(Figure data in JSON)

######

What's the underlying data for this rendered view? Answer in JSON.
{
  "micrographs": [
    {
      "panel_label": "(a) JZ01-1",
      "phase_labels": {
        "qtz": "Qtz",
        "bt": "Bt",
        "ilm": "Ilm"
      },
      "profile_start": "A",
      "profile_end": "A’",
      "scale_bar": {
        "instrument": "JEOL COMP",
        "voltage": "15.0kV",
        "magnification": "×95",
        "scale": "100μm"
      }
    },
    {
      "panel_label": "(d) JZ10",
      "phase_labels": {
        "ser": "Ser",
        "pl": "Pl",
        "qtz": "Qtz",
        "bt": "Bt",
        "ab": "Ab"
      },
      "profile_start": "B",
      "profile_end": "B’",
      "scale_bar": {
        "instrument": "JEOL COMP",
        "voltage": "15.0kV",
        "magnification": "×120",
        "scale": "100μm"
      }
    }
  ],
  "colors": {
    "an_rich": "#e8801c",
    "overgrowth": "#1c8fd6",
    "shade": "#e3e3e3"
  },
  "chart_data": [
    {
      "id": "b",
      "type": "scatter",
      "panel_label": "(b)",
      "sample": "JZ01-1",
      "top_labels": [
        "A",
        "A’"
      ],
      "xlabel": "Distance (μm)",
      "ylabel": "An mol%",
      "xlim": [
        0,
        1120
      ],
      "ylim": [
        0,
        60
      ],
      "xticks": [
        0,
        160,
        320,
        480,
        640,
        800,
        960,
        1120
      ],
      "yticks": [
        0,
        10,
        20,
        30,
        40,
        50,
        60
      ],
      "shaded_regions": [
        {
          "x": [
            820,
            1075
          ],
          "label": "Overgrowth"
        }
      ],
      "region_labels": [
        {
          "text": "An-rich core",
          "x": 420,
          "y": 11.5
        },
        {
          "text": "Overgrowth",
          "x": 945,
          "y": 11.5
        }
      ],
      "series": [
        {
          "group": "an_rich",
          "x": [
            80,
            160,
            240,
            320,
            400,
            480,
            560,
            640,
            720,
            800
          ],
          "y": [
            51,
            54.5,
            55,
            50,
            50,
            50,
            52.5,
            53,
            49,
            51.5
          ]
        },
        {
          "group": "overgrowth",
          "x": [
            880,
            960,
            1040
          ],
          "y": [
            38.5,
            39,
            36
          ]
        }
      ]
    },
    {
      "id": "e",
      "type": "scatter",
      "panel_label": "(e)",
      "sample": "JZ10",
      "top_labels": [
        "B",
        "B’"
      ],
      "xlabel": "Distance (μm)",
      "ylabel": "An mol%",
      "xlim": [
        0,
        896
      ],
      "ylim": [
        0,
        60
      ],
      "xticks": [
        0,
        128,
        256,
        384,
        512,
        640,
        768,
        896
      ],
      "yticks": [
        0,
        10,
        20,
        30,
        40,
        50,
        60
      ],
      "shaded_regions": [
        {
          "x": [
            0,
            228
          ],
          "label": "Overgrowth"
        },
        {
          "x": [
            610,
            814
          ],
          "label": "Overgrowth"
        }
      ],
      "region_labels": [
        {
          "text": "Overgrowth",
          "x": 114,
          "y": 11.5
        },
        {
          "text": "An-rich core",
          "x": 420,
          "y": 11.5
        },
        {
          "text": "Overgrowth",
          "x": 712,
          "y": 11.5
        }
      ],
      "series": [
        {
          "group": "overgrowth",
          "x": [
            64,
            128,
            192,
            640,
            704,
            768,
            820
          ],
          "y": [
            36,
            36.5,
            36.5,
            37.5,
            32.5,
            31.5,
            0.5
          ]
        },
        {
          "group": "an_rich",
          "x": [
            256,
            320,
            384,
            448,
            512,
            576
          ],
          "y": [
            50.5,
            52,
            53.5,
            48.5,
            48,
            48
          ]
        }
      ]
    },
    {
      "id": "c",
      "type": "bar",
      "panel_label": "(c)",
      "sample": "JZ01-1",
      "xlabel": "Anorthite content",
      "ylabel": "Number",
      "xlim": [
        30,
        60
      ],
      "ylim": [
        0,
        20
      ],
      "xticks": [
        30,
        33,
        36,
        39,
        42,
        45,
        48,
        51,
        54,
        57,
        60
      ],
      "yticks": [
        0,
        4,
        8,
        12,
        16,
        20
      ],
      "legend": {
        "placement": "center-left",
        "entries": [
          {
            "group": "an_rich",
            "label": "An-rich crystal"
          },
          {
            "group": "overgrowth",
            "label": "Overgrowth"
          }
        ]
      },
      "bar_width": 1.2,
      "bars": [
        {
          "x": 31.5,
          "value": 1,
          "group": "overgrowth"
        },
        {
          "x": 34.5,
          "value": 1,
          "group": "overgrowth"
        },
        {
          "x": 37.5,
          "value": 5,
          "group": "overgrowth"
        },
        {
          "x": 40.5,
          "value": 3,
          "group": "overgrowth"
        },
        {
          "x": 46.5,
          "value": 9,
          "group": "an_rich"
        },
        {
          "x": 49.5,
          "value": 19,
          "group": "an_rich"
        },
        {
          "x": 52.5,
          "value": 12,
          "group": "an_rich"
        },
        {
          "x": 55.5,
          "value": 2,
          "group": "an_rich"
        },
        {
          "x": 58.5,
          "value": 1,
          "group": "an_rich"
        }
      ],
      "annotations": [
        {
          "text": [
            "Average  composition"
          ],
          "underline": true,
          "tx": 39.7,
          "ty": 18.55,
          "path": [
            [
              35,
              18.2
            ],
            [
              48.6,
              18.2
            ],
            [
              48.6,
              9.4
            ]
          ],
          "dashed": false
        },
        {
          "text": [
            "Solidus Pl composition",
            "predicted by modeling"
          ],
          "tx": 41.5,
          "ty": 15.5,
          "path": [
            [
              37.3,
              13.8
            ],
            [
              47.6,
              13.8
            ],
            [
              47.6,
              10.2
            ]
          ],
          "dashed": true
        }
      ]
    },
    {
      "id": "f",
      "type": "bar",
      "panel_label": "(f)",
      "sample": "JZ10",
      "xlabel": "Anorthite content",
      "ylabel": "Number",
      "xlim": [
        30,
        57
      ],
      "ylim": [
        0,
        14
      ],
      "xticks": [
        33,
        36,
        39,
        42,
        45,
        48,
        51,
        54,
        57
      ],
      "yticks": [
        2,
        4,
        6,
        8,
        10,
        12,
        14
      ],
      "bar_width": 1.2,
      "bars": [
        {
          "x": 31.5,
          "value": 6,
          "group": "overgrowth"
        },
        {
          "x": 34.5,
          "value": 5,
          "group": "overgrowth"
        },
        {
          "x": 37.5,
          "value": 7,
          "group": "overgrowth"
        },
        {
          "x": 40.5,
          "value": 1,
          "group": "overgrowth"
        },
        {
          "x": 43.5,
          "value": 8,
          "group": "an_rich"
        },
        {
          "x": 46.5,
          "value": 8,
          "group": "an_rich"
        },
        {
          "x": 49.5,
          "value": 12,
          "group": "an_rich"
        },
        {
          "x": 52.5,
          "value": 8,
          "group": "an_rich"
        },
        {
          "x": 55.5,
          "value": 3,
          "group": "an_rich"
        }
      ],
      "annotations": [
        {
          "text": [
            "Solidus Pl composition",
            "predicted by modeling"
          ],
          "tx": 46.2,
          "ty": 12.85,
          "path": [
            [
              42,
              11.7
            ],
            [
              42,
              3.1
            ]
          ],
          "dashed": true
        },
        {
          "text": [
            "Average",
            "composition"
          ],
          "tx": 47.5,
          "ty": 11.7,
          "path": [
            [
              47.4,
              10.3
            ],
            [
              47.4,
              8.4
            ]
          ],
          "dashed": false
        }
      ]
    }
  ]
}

######

Goal => Transcribe every record above exactly as it appears.

Solution for this task =>
What's the underlying data for this rendered view? Answer in JSON.
{
  "micrographs": [
    {
      "panel_label": "(a) JZ01-1",
      "phase_labels": {
        "qtz": "Qtz",
        "bt": "Bt",
        "ilm": "Ilm"
      },
      "profile_start": "A",
      "profile_end": "A’",
      "scale_bar": {
        "instrument": "JEOL COMP",
        "voltage": "15.0kV",
        "magnification": "×95",
        "scale": "100μm"
      }
    },
    {
      "panel_label": "(d) JZ10",
      "phase_labels": {
        "ser": "Ser",
        "pl": "Pl",
        "qtz": "Qtz",
        "bt": "Bt",
        "ab": "Ab"
      },
      "profile_start": "B",
      "profile_end": "B’",
      "scale_bar": {
        "instrument": "JEOL COMP",
        "voltage": "15.0kV",
        "magnification": "×120",
        "scale": "100μm"
      }
    }
  ],
  "colors": {
    "an_rich": "#e8801c",
    "overgrowth": "#1c8fd6",
    "shade": "#e3e3e3"
  },
  "chart_data": [
    {
      "id": "b",
      "type": "scatter",
      "panel_label": "(b)",
      "sample": "JZ01-1",
      "top_labels": [
        "A",
        "A’"
      ],
      "xlabel": "Distance (μm)",
      "ylabel": "An mol%",
      "xlim": [
        0,
        1120
      ],
      "ylim": [
        0,
        60
      ],
      "xticks": [
        0,
        160,
        320,
        480,
        640,
        800,
        960,
        1120
      ],
      "yticks": [
        0,
        10,
        20,
        30,
        40,
        50,
        60
      ],
      "shaded_regions": [
        {
          "x": [
            820,
            1075
          ],
          "label": "Overgrowth"
        }
      ],
      "region_labels": [
        {
          "text": "An-rich core",
          "x": 420,
          "y": 11.5
        },
        {
          "text": "Overgrowth",
          "x": 945,
          "y": 11.5
        }
      ],
      "series": [
        {
          "group": "an_rich",
          "x": [
            80,
            160,
            240,
            320,
            400,
            480,
            560,
            640,
            720,
            800
          ],
          "y": [
            51,
            54.5,
            55,
            50,
            50,
            50,
            52.5,
            53,
            49,
            51.5
          ]
        },
        {
          "group": "overgrowth",
          "x": [
            880,
            960,
            1040
          ],
          "y": [
            38.5,
            39,
            36
          ]
        }
      ]
    },
    {
      "id": "e",
      "type": "scatter",
      "panel_label": "(e)",
      "sample": "JZ10",
      "top_labels": [
        "B",
        "B’"
      ],
      "xlabel": "Distance (μm)",
      "ylabel": "An mol%",
      "xlim": [
        0,
        896
      ],
      "ylim": [
        0,
        60
      ],
      "xticks": [
        0,
        128,
        256,
        384,
        512,
        640,
        768,
        896
      ],
      "yticks": [
        0,
        10,
        20,
        30,
        40,
        50,
        60
      ],
      "shaded_regions": [
        {
          "x": [
            0,
            228
          ],
          "label": "Overgrowth"
        },
        {
          "x": [
            610,
            814
          ],
          "label": "Overgrowth"
        }
      ],
      "region_labels": [
        {
          "text": "Overgrowth",
          "x": 114,
          "y": 11.5
        },
        {
          "text": "An-rich core",
          "x": 420,
          "y": 11.5
        },
        {
          "text": "Overgrowth",
          "x": 712,
          "y": 11.5
        }
      ],
      "series": [
        {
          "group": "overgrowth",
          "x": [
            64,
            128,
            192,
            640,
            704,
            768,
            820
          ],
          "y": [
            36,
            36.5,
            36.5,
            37.5,
            32.5,
            31.5,
            0.5
          ]
        },
        {
          "group": "an_rich",
          "x": [
            256,
            320,
            384,
            448,
            512,
            576
          ],
          "y": [
            50.5,
            52,
            53.5,
            48.5,
            48,
            48
          ]
        }
      ]
    },
    {
      "id": "c",
      "type": "bar",
      "panel_label": "(c)",
      "sample": "JZ01-1",
      "xlabel": "Anorthite content",
      "ylabel": "Number",
      "xlim": [
        30,
        60
      ],
      "ylim": [
        0,
        20
      ],
      "xticks": [
        30,
        33,
        36,
        39,
        42,
        45,
        48,
        51,
        54,
        57,
        60
      ],
      "yticks": [
        0,
        4,
        8,
        12,
        16,
        20
      ],
      "legend": {
        "placement": "center-left",
        "entries": [
          {
            "group": "an_rich",
            "label": "An-rich crystal"
          },
          {
            "group": "overgrowth",
            "label": "Overgrowth"
          }
        ]
      },
      "bar_width": 1.2,
      "bars": [
        {
          "x": 31.5,
          "value": 1,
          "group": "overgrowth"
        },
        {
          "x": 34.5,
          "value": 1,
          "group": "overgrowth"
        },
        {
          "x": 37.5,
          "value": 5,
          "group": "overgrowth"
        },
        {
          "x": 40.5,
          "value": 3,
          "group": "overgrowth"
        },
        {
          "x": 46.5,
          "value": 9,
          "group": "an_rich"
        },
        {
          "x": 49.5,
          "value": 19,
          "group": "an_rich"
        },
        {
          "x": 52.5,
          "value": 12,
          "group": "an_rich"
        },
        {
          "x": 55.5,
          "value": 2,
          "group": "an_rich"
        },
        {
          "x": 58.5,
          "value": 1,
          "group": "an_rich"
        }
      ],
      "annotations": [
        {
          "text": [
            "Average  composition"
          ],
          "underline": true,
          "tx": 39.7,
          "ty": 18.55,
          "path": [
            [
              35,
              18.2
            ],
            [
              48.6,
              18.2
            ],
            [
              48.6,
              9.4
            ]
          ],
          "dashed": false
        },
        {
          "text": [
            "Solidus Pl composition",
            "predicted by modeling"
          ],
          "tx": 41.5,
          "ty": 15.5,
          "path": [
            [
              37.3,
              13.8
            ],
            [
              47.6,
              13.8
            ],
            [
              47.6,
              10.2
            ]
          ],
          "dashed": true
        }
      ]
    },
    {
      "id": "f",
      "type": "bar",
      "panel_label": "(f)",
      "sample": "JZ10",
      "xlabel": "Anorthite content",
      "ylabel": "Number",
      "xlim": [
        30,
        57
      ],
      "ylim": [
        0,
        14
      ],
      "xticks": [
        33,
        36,
        39,
        42,
        45,
        48,
        51,
        54,
        57
      ],
      "yticks": [
        2,
        4,
        6,
        8,
        10,
        12,
        14
      ],
      "bar_width": 1.2,
      "bars": [
        {
          "x": 31.5,
          "value": 6,
          "group": "overgrowth"
        },
        {
          "x": 34.5,
          "value": 5,
          "group": "overgrowth"
        },
        {
          "x": 37.5,
          "value": 7,
          "group": "overgrowth"
        },
        {
          "x": 40.5,
          "value": 1,
          "group": "overgrowth"
        },
        {
          "x": 43.5,
          "value": 8,
          "group": "an_rich"
        },
        {
          "x": 46.5,
          "value": 8,
          "group": "an_rich"
        },
        {
          "x": 49.5,
          "value": 12,
          "group": "an_rich"
        },
        {
          "x": 52.5,
          "value": 8,
          "group": "an_rich"
        },
        {
          "x": 55.5,
          "value": 3,
          "group": "an_rich"
        }
      ],
      "annotations": [
        {
          "text": [
            "Solidus Pl composition",
            "predicted by modeling"
          ],
          "tx": 46.2,
          "ty": 12.85,
          "path": [
            [
              42,
              11.7
            ],
            [
              42,
              3.1
            ]
          ],
          "dashed": true
        },
        {
          "text": [
            "Average",
            "composition"
          ],
          "tx": 47.5,
          "ty": 11.7,
          "path": [
            [
              47.4,
              10.3
            ],
            [
              47.4,
              8.4
            ]
          ],
          "dashed": false
        }
      ]
    }
  ]
}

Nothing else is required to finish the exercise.